[Dataset rows about figures]
☆ ☆ ☆ ☆ ☆

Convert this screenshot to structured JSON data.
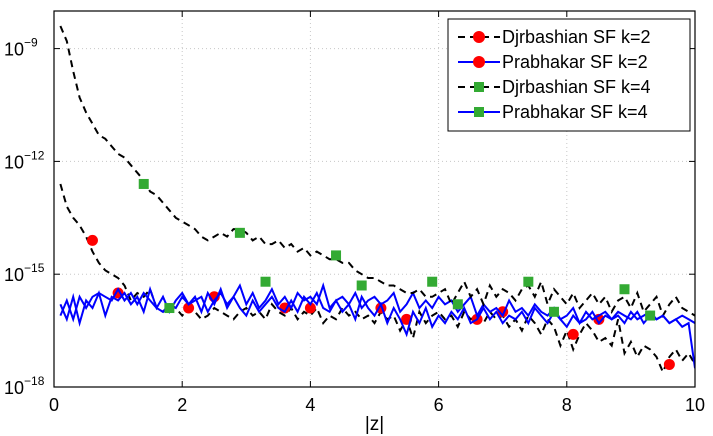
{
  "chart_data": {
    "type": "line",
    "xlabel": "|z|",
    "ylabel": "",
    "xlim": [
      0,
      10
    ],
    "ylim_log10": [
      -18,
      -8
    ],
    "yscale": "log",
    "grid": true,
    "legend_position": "top-right",
    "x_ticks": [
      {
        "value": 0,
        "label": "0"
      },
      {
        "value": 2,
        "label": "2"
      },
      {
        "value": 4,
        "label": "4"
      },
      {
        "value": 6,
        "label": "6"
      },
      {
        "value": 8,
        "label": "8"
      },
      {
        "value": 10,
        "label": "10"
      }
    ],
    "y_ticks": [
      {
        "exp": -18,
        "base": "10",
        "sup": "−18"
      },
      {
        "exp": -15,
        "base": "10",
        "sup": "−15"
      },
      {
        "exp": -12,
        "base": "10",
        "sup": "−12"
      },
      {
        "exp": -9,
        "base": "10",
        "sup": "−9"
      }
    ],
    "series": [
      {
        "name": "Djrbashian SF k=2",
        "line_style": "dashed",
        "line_color": "#000000",
        "marker": "circle",
        "marker_color": "#ff0000",
        "x": [
          0.1,
          0.2,
          0.3,
          0.4,
          0.5,
          0.6,
          0.7,
          0.8,
          0.9,
          1.0,
          1.1,
          1.2,
          1.3,
          1.4,
          1.5,
          1.6,
          1.7,
          1.8,
          1.9,
          2.0,
          2.1,
          2.2,
          2.3,
          2.4,
          2.5,
          2.6,
          2.7,
          2.8,
          2.9,
          3.0,
          3.1,
          3.2,
          3.3,
          3.4,
          3.5,
          3.6,
          3.7,
          3.8,
          3.9,
          4.0,
          4.1,
          4.2,
          4.3,
          4.4,
          4.5,
          4.6,
          4.7,
          4.8,
          4.9,
          5.0,
          5.1,
          5.2,
          5.3,
          5.4,
          5.5,
          5.6,
          5.7,
          5.8,
          5.9,
          6.0,
          6.1,
          6.2,
          6.3,
          6.4,
          6.5,
          6.6,
          6.7,
          6.8,
          6.9,
          7.0,
          7.1,
          7.2,
          7.3,
          7.4,
          7.5,
          7.6,
          7.7,
          7.8,
          7.9,
          8.0,
          8.1,
          8.2,
          8.3,
          8.4,
          8.5,
          8.6,
          8.7,
          8.8,
          8.9,
          9.0,
          9.1,
          9.2,
          9.3,
          9.4,
          9.5,
          9.6,
          9.7,
          9.8,
          9.9,
          10.0
        ],
        "y_log10": [
          -12.6,
          -13.2,
          -13.5,
          -13.7,
          -14.0,
          -14.4,
          -14.7,
          -14.9,
          -15.0,
          -15.1,
          -15.3,
          -15.7,
          -15.5,
          -15.6,
          -15.4,
          -15.9,
          -16.0,
          -15.8,
          -15.9,
          -16.1,
          -15.9,
          -16.0,
          -16.2,
          -16.1,
          -15.9,
          -16.0,
          -16.1,
          -16.2,
          -16.0,
          -15.9,
          -16.1,
          -16.0,
          -16.2,
          -15.8,
          -16.0,
          -16.1,
          -15.9,
          -16.2,
          -16.0,
          -16.1,
          -15.9,
          -16.3,
          -16.1,
          -16.2,
          -15.9,
          -16.1,
          -16.0,
          -16.2,
          -16.1,
          -16.3,
          -16.0,
          -16.2,
          -16.1,
          -16.5,
          -16.2,
          -16.7,
          -16.0,
          -16.3,
          -16.1,
          -16.0,
          -16.2,
          -16.1,
          -16.4,
          -16.0,
          -16.2,
          -16.1,
          -16.3,
          -16.0,
          -16.2,
          -16.1,
          -16.4,
          -16.2,
          -16.5,
          -16.1,
          -16.3,
          -16.6,
          -16.2,
          -16.4,
          -16.9,
          -16.5,
          -17.0,
          -16.6,
          -16.3,
          -16.5,
          -16.8,
          -16.7,
          -16.9,
          -16.2,
          -17.1,
          -16.8,
          -17.2,
          -16.9,
          -17.0,
          -17.2,
          -17.6,
          -17.2,
          -17.0,
          -17.3,
          -17.1,
          -17.4
        ],
        "markers_x": [
          0.6,
          1.0,
          2.1,
          2.5,
          3.6,
          4.0,
          5.1,
          5.5,
          6.6,
          7.0,
          8.1,
          8.5,
          9.6
        ],
        "markers_y_log10": [
          -14.1,
          -15.5,
          -15.9,
          -15.6,
          -15.9,
          -15.9,
          -15.9,
          -16.2,
          -16.2,
          -16.0,
          -16.6,
          -16.2,
          -17.4
        ]
      },
      {
        "name": "Prabhakar SF k=2",
        "line_style": "solid",
        "line_color": "#0000ff",
        "marker": "circle",
        "marker_color": "#ff0000",
        "x": [
          0.1,
          0.2,
          0.3,
          0.4,
          0.5,
          0.6,
          0.7,
          0.8,
          0.9,
          1.0,
          1.1,
          1.2,
          1.3,
          1.4,
          1.5,
          1.6,
          1.7,
          1.8,
          1.9,
          2.0,
          2.1,
          2.2,
          2.3,
          2.4,
          2.5,
          2.6,
          2.7,
          2.8,
          2.9,
          3.0,
          3.1,
          3.2,
          3.3,
          3.4,
          3.5,
          3.6,
          3.7,
          3.8,
          3.9,
          4.0,
          4.1,
          4.2,
          4.3,
          4.4,
          4.5,
          4.6,
          4.7,
          4.8,
          4.9,
          5.0,
          5.1,
          5.2,
          5.3,
          5.4,
          5.5,
          5.6,
          5.7,
          5.8,
          5.9,
          6.0,
          6.1,
          6.2,
          6.3,
          6.4,
          6.5,
          6.6,
          6.7,
          6.8,
          6.9,
          7.0,
          7.1,
          7.2,
          7.3,
          7.4,
          7.5,
          7.6,
          7.7,
          7.8,
          7.9,
          8.0,
          8.1,
          8.2,
          8.3,
          8.4,
          8.5,
          8.6,
          8.7,
          8.8,
          8.9,
          9.0,
          9.1,
          9.2,
          9.3,
          9.4,
          9.5,
          9.6,
          9.7,
          9.8,
          9.9,
          10.0
        ],
        "y_log10": [
          -15.8,
          -16.2,
          -15.6,
          -16.3,
          -15.7,
          -15.9,
          -15.5,
          -16.1,
          -15.6,
          -15.7,
          -15.5,
          -15.8,
          -15.6,
          -16.0,
          -15.4,
          -15.9,
          -15.6,
          -16.0,
          -15.7,
          -15.5,
          -15.8,
          -15.6,
          -16.0,
          -15.5,
          -15.8,
          -15.4,
          -15.9,
          -15.6,
          -15.3,
          -15.8,
          -15.5,
          -15.9,
          -15.7,
          -15.4,
          -15.8,
          -15.6,
          -15.9,
          -15.5,
          -15.7,
          -15.6,
          -15.8,
          -15.3,
          -15.9,
          -15.7,
          -15.6,
          -15.8,
          -15.5,
          -15.9,
          -15.7,
          -15.6,
          -15.8,
          -15.7,
          -15.5,
          -16.0,
          -15.8,
          -15.5,
          -15.9,
          -15.7,
          -15.9,
          -15.6,
          -15.8,
          -15.7,
          -16.0,
          -15.8,
          -15.6,
          -16.1,
          -15.8,
          -16.0,
          -15.9,
          -16.1,
          -15.7,
          -16.0,
          -15.9,
          -16.1,
          -15.8,
          -16.0,
          -16.1,
          -15.9,
          -16.2,
          -16.1,
          -15.9,
          -16.3,
          -16.0,
          -16.2,
          -16.1,
          -16.0,
          -16.2,
          -16.1,
          -16.3,
          -16.0,
          -16.2,
          -16.1,
          -16.0,
          -16.2,
          -16.1,
          -16.3,
          -16.2,
          -16.4,
          -16.3,
          -17.5
        ],
        "markers_x": [],
        "markers_y_log10": []
      },
      {
        "name": "Djrbashian SF k=4",
        "line_style": "dashed",
        "line_color": "#000000",
        "marker": "square",
        "marker_color": "#33aa33",
        "x": [
          0.1,
          0.2,
          0.3,
          0.4,
          0.5,
          0.6,
          0.7,
          0.8,
          0.9,
          1.0,
          1.1,
          1.2,
          1.3,
          1.4,
          1.5,
          1.6,
          1.7,
          1.8,
          1.9,
          2.0,
          2.1,
          2.2,
          2.3,
          2.4,
          2.5,
          2.6,
          2.7,
          2.8,
          2.9,
          3.0,
          3.1,
          3.2,
          3.3,
          3.4,
          3.5,
          3.6,
          3.7,
          3.8,
          3.9,
          4.0,
          4.1,
          4.2,
          4.3,
          4.4,
          4.5,
          4.6,
          4.7,
          4.8,
          4.9,
          5.0,
          5.1,
          5.2,
          5.3,
          5.4,
          5.5,
          5.6,
          5.7,
          5.8,
          5.9,
          6.0,
          6.1,
          6.2,
          6.3,
          6.4,
          6.5,
          6.6,
          6.7,
          6.8,
          6.9,
          7.0,
          7.1,
          7.2,
          7.3,
          7.4,
          7.5,
          7.6,
          7.7,
          7.8,
          7.9,
          8.0,
          8.1,
          8.2,
          8.3,
          8.4,
          8.5,
          8.6,
          8.7,
          8.8,
          8.9,
          9.0,
          9.1,
          9.2,
          9.3,
          9.4,
          9.5,
          9.6,
          9.7,
          9.8,
          9.9,
          10.0
        ],
        "y_log10": [
          -8.4,
          -8.8,
          -9.6,
          -10.3,
          -10.7,
          -11.0,
          -11.3,
          -11.4,
          -11.6,
          -11.8,
          -11.9,
          -12.1,
          -12.3,
          -12.5,
          -12.8,
          -12.9,
          -13.1,
          -13.3,
          -13.5,
          -13.6,
          -13.7,
          -13.8,
          -14.0,
          -14.1,
          -14.0,
          -13.9,
          -14.0,
          -13.8,
          -13.8,
          -13.9,
          -14.1,
          -14.0,
          -14.2,
          -14.2,
          -14.1,
          -14.3,
          -14.2,
          -14.4,
          -14.3,
          -14.5,
          -14.4,
          -14.5,
          -14.6,
          -14.6,
          -14.7,
          -14.7,
          -14.9,
          -15.0,
          -15.1,
          -15.1,
          -15.2,
          -15.3,
          -15.3,
          -15.4,
          -15.5,
          -15.5,
          -15.4,
          -15.6,
          -15.6,
          -15.5,
          -15.4,
          -15.8,
          -15.5,
          -15.2,
          -15.6,
          -15.4,
          -15.8,
          -15.3,
          -15.6,
          -15.4,
          -15.5,
          -15.7,
          -15.4,
          -15.3,
          -15.6,
          -15.2,
          -15.8,
          -15.4,
          -15.6,
          -15.8,
          -15.5,
          -15.9,
          -15.7,
          -15.5,
          -15.8,
          -15.6,
          -16.0,
          -15.7,
          -15.6,
          -15.9,
          -15.5,
          -16.0,
          -15.8,
          -15.6,
          -16.1,
          -15.8,
          -15.6,
          -15.9,
          -16.0,
          -16.1
        ],
        "markers_x": [
          1.4,
          2.9,
          4.4,
          5.9,
          7.4,
          8.9
        ],
        "markers_y_log10": [
          -12.6,
          -13.9,
          -14.5,
          -15.2,
          -15.2,
          -15.4
        ]
      },
      {
        "name": "Prabhakar SF k=4",
        "line_style": "solid",
        "line_color": "#0000ff",
        "marker": "square",
        "marker_color": "#33aa33",
        "x": [
          0.1,
          0.2,
          0.3,
          0.4,
          0.5,
          0.6,
          0.7,
          0.8,
          0.9,
          1.0,
          1.1,
          1.2,
          1.3,
          1.4,
          1.5,
          1.6,
          1.7,
          1.8,
          1.9,
          2.0,
          2.1,
          2.2,
          2.3,
          2.4,
          2.5,
          2.6,
          2.7,
          2.8,
          2.9,
          3.0,
          3.1,
          3.2,
          3.3,
          3.4,
          3.5,
          3.6,
          3.7,
          3.8,
          3.9,
          4.0,
          4.1,
          4.2,
          4.3,
          4.4,
          4.5,
          4.6,
          4.7,
          4.8,
          4.9,
          5.0,
          5.1,
          5.2,
          5.3,
          5.4,
          5.5,
          5.6,
          5.7,
          5.8,
          5.9,
          6.0,
          6.1,
          6.2,
          6.3,
          6.4,
          6.5,
          6.6,
          6.7,
          6.8,
          6.9,
          7.0,
          7.1,
          7.2,
          7.3,
          7.4,
          7.5,
          7.6,
          7.7,
          7.8,
          7.9,
          8.0,
          8.1,
          8.2,
          8.3,
          8.4,
          8.5,
          8.6,
          8.7,
          8.8,
          8.9,
          9.0,
          9.1,
          9.2,
          9.3,
          9.4,
          9.5,
          9.6,
          9.7,
          9.8,
          9.9,
          10.0
        ],
        "y_log10": [
          -16.1,
          -15.7,
          -16.2,
          -15.6,
          -15.9,
          -15.6,
          -15.5,
          -15.6,
          -15.7,
          -15.4,
          -15.7,
          -15.5,
          -15.8,
          -15.5,
          -15.7,
          -15.9,
          -16.0,
          -15.8,
          -15.9,
          -15.6,
          -15.8,
          -15.7,
          -15.6,
          -16.0,
          -15.7,
          -15.5,
          -15.8,
          -15.6,
          -15.9,
          -16.1,
          -15.7,
          -16.0,
          -15.8,
          -15.6,
          -15.9,
          -16.0,
          -15.7,
          -16.0,
          -15.6,
          -15.8,
          -15.5,
          -15.9,
          -16.0,
          -15.7,
          -16.0,
          -15.8,
          -16.2,
          -15.6,
          -15.9,
          -16.1,
          -15.8,
          -16.3,
          -15.9,
          -16.2,
          -16.6,
          -16.0,
          -16.3,
          -15.9,
          -16.4,
          -16.1,
          -16.3,
          -16.0,
          -16.2,
          -15.9,
          -16.3,
          -16.2,
          -15.9,
          -16.2,
          -16.0,
          -16.3,
          -16.1,
          -16.2,
          -16.0,
          -16.3,
          -15.9,
          -16.1,
          -16.3,
          -16.0,
          -16.2,
          -16.4,
          -16.1,
          -16.3,
          -16.2,
          -16.0,
          -16.3,
          -16.1,
          -16.2,
          -16.0,
          -16.1,
          -16.2,
          -16.0,
          -16.3,
          -16.1,
          -16.2,
          -16.1,
          -16.3,
          -16.2,
          -16.1,
          -16.2,
          -16.3
        ],
        "markers_x": [
          1.8,
          3.3,
          4.8,
          6.3,
          7.8,
          9.3
        ],
        "markers_y_log10": [
          -15.9,
          -15.2,
          -15.3,
          -15.8,
          -16.0,
          -16.1
        ]
      }
    ]
  }
}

☆ ☆ ☆ ☆ ☆

Objective
Find the word "Prabhakar" in the material, then list each line that holds it.

Task answer
        "name": "Prabhakar SF k=2",
        "name": "Prabhakar SF k=4",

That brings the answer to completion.